+++ Material provided

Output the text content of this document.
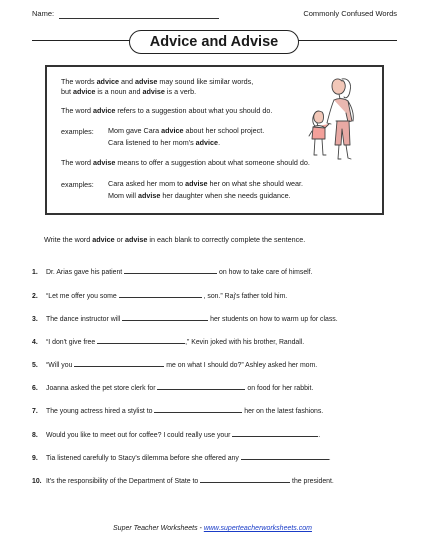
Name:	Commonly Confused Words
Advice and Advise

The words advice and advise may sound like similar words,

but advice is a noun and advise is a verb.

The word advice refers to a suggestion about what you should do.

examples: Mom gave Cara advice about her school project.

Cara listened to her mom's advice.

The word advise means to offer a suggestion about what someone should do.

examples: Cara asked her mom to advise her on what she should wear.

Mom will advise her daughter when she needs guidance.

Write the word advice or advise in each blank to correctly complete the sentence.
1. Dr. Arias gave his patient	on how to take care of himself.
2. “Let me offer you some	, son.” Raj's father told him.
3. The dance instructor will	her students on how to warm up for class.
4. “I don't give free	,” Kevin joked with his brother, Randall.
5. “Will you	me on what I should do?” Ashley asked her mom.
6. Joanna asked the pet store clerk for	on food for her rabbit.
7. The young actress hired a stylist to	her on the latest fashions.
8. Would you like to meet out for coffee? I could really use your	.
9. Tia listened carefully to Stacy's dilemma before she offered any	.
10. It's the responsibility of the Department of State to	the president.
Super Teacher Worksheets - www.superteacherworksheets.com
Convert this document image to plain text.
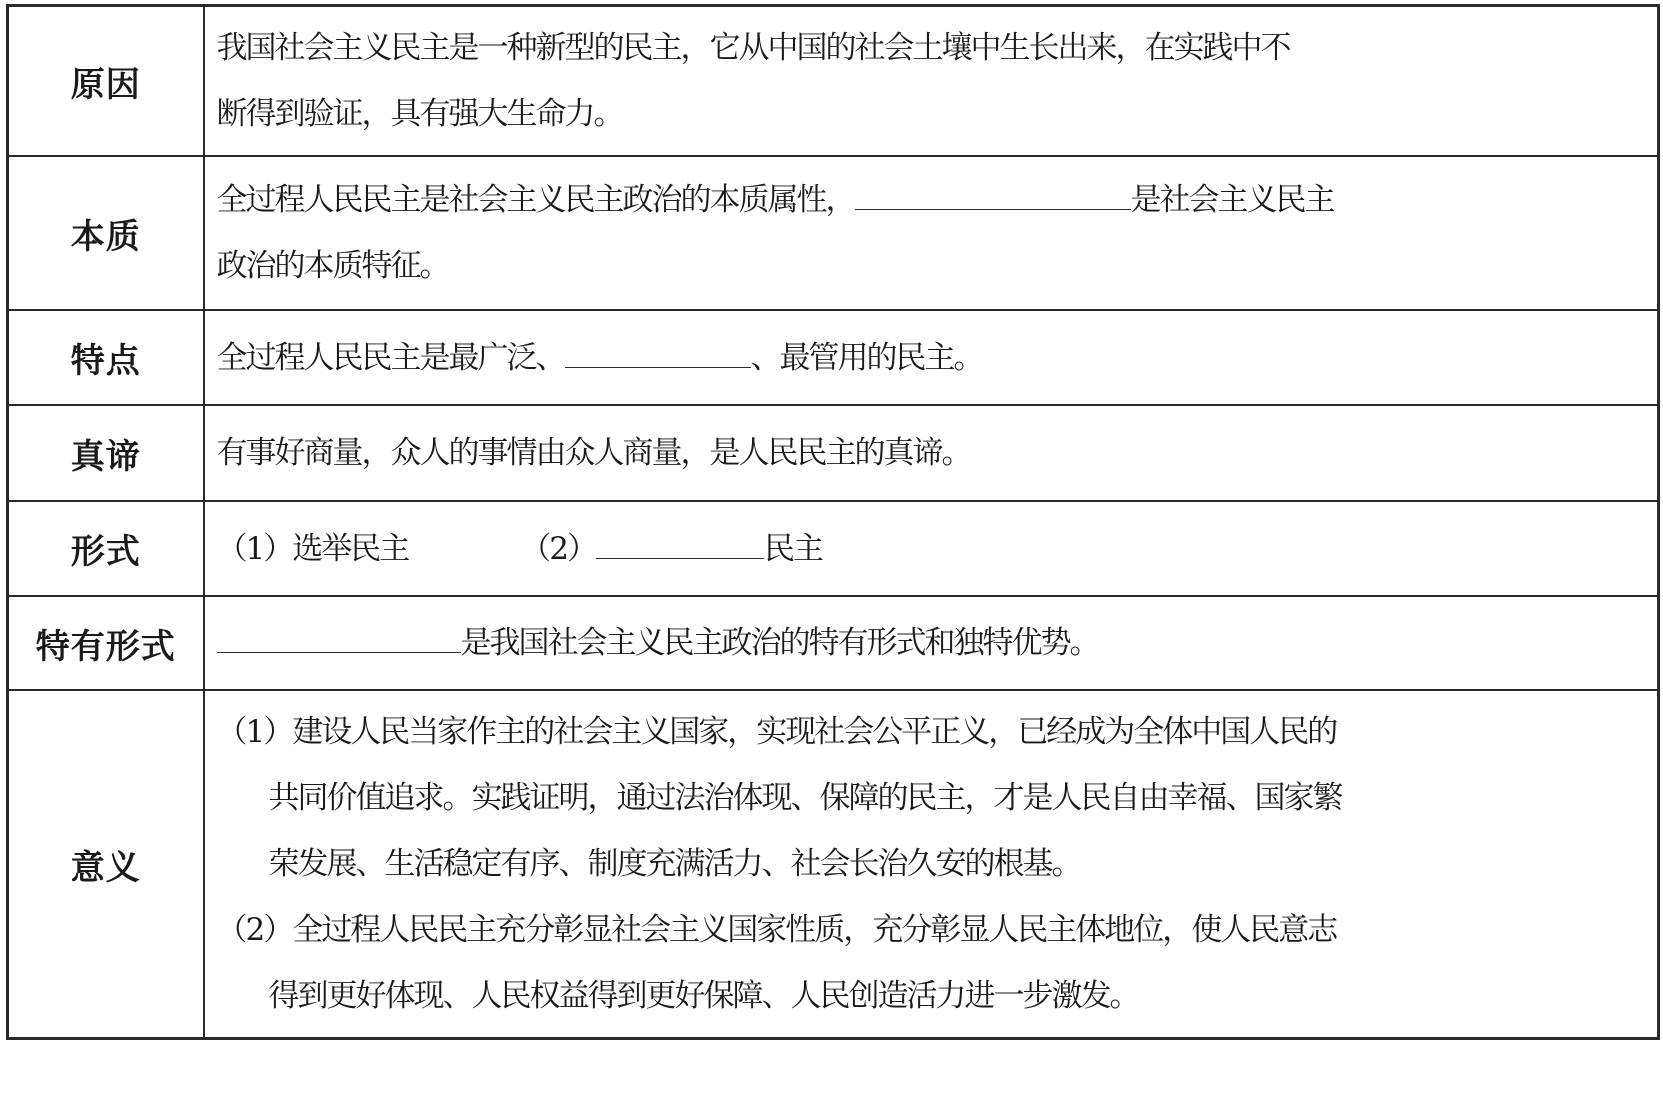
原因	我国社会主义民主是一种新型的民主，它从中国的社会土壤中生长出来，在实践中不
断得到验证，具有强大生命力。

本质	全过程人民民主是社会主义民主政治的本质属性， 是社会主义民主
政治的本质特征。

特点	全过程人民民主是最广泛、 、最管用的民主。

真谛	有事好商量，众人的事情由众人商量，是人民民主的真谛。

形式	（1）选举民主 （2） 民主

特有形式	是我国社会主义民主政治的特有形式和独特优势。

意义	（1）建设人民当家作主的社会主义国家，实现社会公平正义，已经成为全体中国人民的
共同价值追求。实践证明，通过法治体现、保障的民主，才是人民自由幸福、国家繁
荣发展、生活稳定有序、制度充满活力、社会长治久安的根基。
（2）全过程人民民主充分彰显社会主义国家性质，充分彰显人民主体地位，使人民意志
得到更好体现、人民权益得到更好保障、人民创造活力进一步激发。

++++++

Without the pictures, copy the material exactly as given.

> Task solution:
Output the text content of this document.
Name:	Commonly Confused Words
Advice and Advise

The words advice and advise may sound like similar words,

but advice is a noun and advise is a verb.

The word advice refers to a suggestion about what you should do.

examples: Mom gave Cara advice about her school project.

Cara listened to her mom's advice.

The word advise means to offer a suggestion about what someone should do.

examples: Cara asked her mom to advise her on what she should wear.

Mom will advise her daughter when she needs guidance.

Write the word advice or advise in each blank to correctly complete the sentence.
1. Dr. Arias gave his patient	on how to take care of himself.
2. “Let me offer you some	, son.” Raj's father told him.
3. The dance instructor will	her students on how to warm up for class.
4. “I don't give free	,” Kevin joked with his brother, Randall.
5. “Will you	me on what I should do?” Ashley asked her mom.
6. Joanna asked the pet store clerk for	on food for her rabbit.
7. The young actress hired a stylist to	her on the latest fashions.
8. Would you like to meet out for coffee? I could really use your	.
9. Tia listened carefully to Stacy's dilemma before she offered any	.
10. It's the responsibility of the Department of State to	the president.
Super Teacher Worksheets - www.superteacherworksheets.com
Convert this document image to plain text.
原因	我国社会主义民主是一种新型的民主，它从中国的社会土壤中生长出来，在实践中不
断得到验证，具有强大生命力。

本质	全过程人民民主是社会主义民主政治的本质属性， 是社会主义民主
政治的本质特征。

特点	全过程人民民主是最广泛、 、最管用的民主。

真谛	有事好商量，众人的事情由众人商量，是人民民主的真谛。

形式	（1）选举民主 （2） 民主

特有形式	是我国社会主义民主政治的特有形式和独特优势。

意义	（1）建设人民当家作主的社会主义国家，实现社会公平正义，已经成为全体中国人民的
共同价值追求。实践证明，通过法治体现、保障的民主，才是人民自由幸福、国家繁
荣发展、生活稳定有序、制度充满活力、社会长治久安的根基。
（2）全过程人民民主充分彰显社会主义国家性质，充分彰显人民主体地位，使人民意志
得到更好体现、人民权益得到更好保障、人民创造活力进一步激发。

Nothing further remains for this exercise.